[WHAT IS ASKED]
• 1. Transcribe the stretch of the blog post about the novel Hope from "I decided my" through "prevent another tragedy.".
• 2. How many lines of the records contain the string "size", with case counting? Give only the number.

[PASSAGE TO READ]
++++

Denise DeSio's Blog, page 4
April 9, 2012
How Hope Became a Reality
Today, I'm helping cyber-friend, Victoria Ferrante, get the word out about HOPE, her brutally moving novel. Read what she has to say about her journey:
It was the question that started me on a six-year odyssey in writing.
Tammi, my sister-in-law, asked her question in response to a news story about a mother who murdered her autistic child and then made an unsuccessful attempt to take her own life. I cannot remember if the story came on the television or if it was in the newspaper, but what I do remember is the total look of shock on Tammi's face.
I realized then that it was the first time she had ever heard a story like that one. Not being a part of the "World of Autism" – being or having an autistic child – she was unaware that this news event was not a singularity. It dawned on me that in each community where one of these tragedies occurred, people for whom autism was not a daily part of their lives might believe it was a one-time event, because, for whatever reason, these stories do not become national news.
I do not condone the choice these people make. My heart aches for the children who are murdered and the family members left to deal with the tragedies. But, I understand how they can happen. Caring for an autistic child is beyond difficult. It drains you physically, emotionally, spiritually, and financially. My husband and I share this task, but, some moms and dads are out there doing this alone.
I decided my book would answer Tammi's question. Obviously, it would be fiction, but I wanted to show the harsh realities of this life. So, I based a majority of my main character's experiences upon the true events of my own life. Most books about autism appeal mostly to the people who are already a part of the World of Autism. I wanted to write a book neurotypical (normal) people would pick up and read. I wanted them understand what I already knew; how someone could do that. My Hope is those who read my book will have more empathy, will reach out, and maybe even prevent another tragedy.
I began writing Hope in a notebook with a pen, of all things,
sitting on my steps as I waited for my daughter's bus to bring her home from school every day. I had about 45 minutes each day when I started. It probably would have taken me 20 years to write Hope only working 45 minutes a day, five days a week. After a couple of years with little accomplished, I convinced my husband, Tim, I needed a laptop and made more time in my schedule for "Hope." I set my alarm for 4:30 in the morning, weekends included, and wrote while my household slept. Some of those days I was so tired, my writing was a delirious stream of thoughts. I ran through my chores and skipped lunch. I managed to complete my first draft by early 2010.

++++

[RECORDS FOR THE TASK]
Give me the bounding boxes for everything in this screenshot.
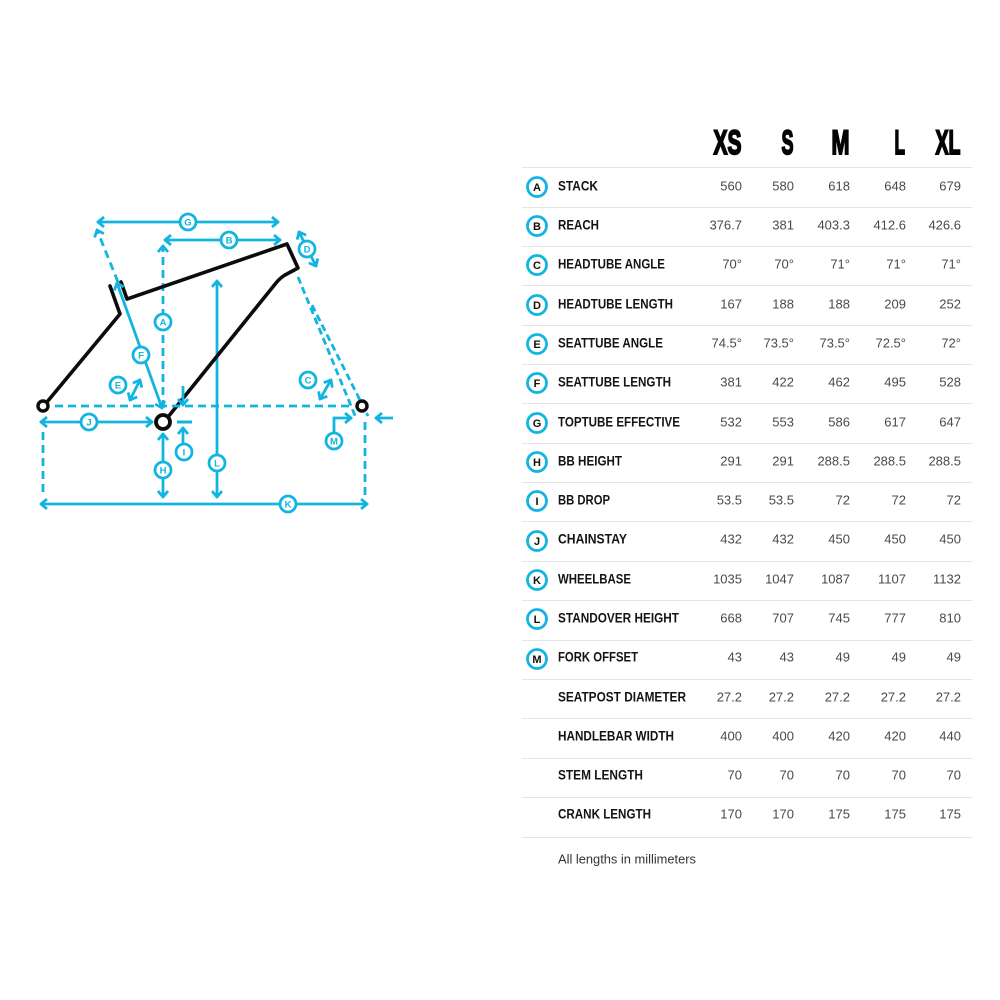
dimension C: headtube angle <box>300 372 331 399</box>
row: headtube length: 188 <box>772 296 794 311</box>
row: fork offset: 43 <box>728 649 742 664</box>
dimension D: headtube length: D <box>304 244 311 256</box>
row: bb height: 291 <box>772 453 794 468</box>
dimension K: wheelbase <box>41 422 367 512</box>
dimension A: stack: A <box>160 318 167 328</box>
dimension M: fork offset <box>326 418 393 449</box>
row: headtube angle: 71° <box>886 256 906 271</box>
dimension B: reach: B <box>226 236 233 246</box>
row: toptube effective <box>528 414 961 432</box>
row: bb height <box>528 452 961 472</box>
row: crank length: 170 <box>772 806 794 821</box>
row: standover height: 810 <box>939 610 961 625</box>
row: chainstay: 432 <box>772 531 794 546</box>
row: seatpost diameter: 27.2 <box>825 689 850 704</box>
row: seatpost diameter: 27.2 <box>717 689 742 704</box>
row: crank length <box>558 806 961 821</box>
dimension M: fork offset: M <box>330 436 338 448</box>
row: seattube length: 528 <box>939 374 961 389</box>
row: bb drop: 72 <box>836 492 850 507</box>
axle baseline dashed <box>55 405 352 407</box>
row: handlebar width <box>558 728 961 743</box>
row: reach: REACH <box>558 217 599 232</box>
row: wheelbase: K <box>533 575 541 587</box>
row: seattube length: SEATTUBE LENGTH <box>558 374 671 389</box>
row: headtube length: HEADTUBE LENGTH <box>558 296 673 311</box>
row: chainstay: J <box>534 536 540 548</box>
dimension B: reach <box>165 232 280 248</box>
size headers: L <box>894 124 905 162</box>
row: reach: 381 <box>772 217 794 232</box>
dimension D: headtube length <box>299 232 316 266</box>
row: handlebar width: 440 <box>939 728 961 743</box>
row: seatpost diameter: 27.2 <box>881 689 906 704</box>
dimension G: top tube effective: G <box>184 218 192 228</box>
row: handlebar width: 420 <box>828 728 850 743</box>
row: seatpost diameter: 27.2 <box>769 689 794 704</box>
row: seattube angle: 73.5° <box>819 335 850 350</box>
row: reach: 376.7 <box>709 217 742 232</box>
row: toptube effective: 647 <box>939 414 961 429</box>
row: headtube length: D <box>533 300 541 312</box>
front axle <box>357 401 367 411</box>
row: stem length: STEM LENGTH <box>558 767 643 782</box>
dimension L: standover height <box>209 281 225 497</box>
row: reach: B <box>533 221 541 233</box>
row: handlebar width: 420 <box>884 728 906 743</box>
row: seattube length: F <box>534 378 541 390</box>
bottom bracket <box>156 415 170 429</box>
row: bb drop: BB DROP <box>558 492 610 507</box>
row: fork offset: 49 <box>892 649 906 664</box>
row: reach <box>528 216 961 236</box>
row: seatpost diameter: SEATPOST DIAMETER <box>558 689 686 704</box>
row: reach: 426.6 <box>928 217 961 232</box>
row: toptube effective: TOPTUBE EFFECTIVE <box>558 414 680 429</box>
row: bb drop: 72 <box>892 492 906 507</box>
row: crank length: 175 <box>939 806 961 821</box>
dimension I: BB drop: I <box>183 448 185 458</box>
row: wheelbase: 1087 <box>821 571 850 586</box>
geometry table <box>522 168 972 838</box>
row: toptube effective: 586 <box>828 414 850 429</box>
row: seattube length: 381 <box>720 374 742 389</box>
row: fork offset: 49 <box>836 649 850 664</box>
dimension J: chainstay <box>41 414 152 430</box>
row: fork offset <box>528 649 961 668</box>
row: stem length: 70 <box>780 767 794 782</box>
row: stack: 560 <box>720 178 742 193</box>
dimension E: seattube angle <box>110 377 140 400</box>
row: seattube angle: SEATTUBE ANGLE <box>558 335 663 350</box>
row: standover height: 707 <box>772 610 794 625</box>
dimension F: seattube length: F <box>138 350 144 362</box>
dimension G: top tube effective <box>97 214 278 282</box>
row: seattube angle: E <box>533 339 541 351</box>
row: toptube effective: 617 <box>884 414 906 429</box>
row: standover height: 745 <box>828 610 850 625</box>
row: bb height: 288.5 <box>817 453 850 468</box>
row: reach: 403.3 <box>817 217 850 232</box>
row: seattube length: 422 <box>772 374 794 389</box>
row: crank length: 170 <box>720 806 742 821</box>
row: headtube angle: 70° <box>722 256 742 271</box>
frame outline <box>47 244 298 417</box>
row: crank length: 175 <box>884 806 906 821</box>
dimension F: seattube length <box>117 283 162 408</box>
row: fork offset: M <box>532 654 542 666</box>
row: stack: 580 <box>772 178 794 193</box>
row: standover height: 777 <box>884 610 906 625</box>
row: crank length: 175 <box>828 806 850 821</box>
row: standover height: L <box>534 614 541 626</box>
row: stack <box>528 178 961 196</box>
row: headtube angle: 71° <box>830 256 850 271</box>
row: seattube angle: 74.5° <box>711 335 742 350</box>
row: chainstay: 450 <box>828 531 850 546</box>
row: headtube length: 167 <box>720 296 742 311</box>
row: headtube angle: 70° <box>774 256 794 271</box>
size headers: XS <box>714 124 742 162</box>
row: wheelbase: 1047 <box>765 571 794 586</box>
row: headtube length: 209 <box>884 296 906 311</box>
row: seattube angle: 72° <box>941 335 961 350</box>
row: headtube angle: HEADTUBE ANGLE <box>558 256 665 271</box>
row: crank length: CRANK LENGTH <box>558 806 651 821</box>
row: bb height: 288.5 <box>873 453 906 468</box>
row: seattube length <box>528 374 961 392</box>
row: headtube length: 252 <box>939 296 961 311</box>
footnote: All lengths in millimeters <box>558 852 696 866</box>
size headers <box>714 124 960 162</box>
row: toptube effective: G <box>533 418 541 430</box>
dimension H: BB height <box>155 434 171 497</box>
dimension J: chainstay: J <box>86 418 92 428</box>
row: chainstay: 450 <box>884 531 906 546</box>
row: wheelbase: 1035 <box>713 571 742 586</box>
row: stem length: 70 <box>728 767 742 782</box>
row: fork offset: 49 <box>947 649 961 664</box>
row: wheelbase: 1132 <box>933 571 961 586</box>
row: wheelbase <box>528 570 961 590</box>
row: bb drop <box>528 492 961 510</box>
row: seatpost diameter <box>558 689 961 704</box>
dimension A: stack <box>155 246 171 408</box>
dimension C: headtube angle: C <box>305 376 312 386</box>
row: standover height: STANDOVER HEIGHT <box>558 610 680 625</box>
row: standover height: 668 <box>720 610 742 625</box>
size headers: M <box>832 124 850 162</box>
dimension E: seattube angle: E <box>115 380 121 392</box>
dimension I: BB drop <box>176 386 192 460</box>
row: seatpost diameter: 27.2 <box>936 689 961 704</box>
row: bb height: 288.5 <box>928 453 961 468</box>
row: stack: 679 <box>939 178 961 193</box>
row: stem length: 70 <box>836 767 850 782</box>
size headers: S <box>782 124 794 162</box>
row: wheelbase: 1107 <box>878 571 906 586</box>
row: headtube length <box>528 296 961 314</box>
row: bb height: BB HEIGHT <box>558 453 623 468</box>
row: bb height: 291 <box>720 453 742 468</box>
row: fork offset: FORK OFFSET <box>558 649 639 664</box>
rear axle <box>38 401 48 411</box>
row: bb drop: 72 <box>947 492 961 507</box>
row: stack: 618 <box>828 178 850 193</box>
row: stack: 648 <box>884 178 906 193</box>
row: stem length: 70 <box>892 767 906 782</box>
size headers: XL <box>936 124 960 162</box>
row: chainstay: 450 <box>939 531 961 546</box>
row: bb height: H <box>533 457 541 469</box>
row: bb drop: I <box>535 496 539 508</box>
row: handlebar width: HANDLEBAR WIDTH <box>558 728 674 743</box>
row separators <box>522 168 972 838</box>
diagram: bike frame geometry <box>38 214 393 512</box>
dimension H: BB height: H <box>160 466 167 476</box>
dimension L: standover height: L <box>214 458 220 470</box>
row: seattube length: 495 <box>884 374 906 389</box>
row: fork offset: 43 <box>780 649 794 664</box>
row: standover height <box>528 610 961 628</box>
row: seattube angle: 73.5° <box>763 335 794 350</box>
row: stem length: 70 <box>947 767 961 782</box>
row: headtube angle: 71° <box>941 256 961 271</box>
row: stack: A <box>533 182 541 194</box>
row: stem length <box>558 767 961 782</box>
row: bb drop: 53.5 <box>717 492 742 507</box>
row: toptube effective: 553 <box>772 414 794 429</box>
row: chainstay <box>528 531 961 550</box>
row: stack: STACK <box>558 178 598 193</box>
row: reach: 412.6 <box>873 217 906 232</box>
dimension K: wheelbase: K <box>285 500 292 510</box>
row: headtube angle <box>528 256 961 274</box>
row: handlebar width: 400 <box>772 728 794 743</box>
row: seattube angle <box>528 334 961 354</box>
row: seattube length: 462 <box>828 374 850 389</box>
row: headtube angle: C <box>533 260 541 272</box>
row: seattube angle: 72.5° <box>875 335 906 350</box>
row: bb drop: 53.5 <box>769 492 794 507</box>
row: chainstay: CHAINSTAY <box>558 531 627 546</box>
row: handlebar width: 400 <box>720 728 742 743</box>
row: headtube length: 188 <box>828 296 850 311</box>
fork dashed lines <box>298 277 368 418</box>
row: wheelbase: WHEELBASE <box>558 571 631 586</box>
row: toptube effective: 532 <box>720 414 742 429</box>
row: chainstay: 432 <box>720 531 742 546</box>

++++

[ANSWERS TO THE PROBLEMS]
• 1.
I decided my book would answer Tammi's question. Obviously, it would be fiction, but I wanted to show the harsh realities of this life. So, I based a majority of my main character's experiences upon the true events of my own life. Most books about autism appeal mostly to the people who are already a part of the World of Autism. I wanted to write a book neurotypical (normal) people would pick up and read. I wanted them understand what I already knew; how someone could do that. My Hope is those who read my book will have more empathy, will reach out, and maybe even prevent another tragedy.

• 2. 6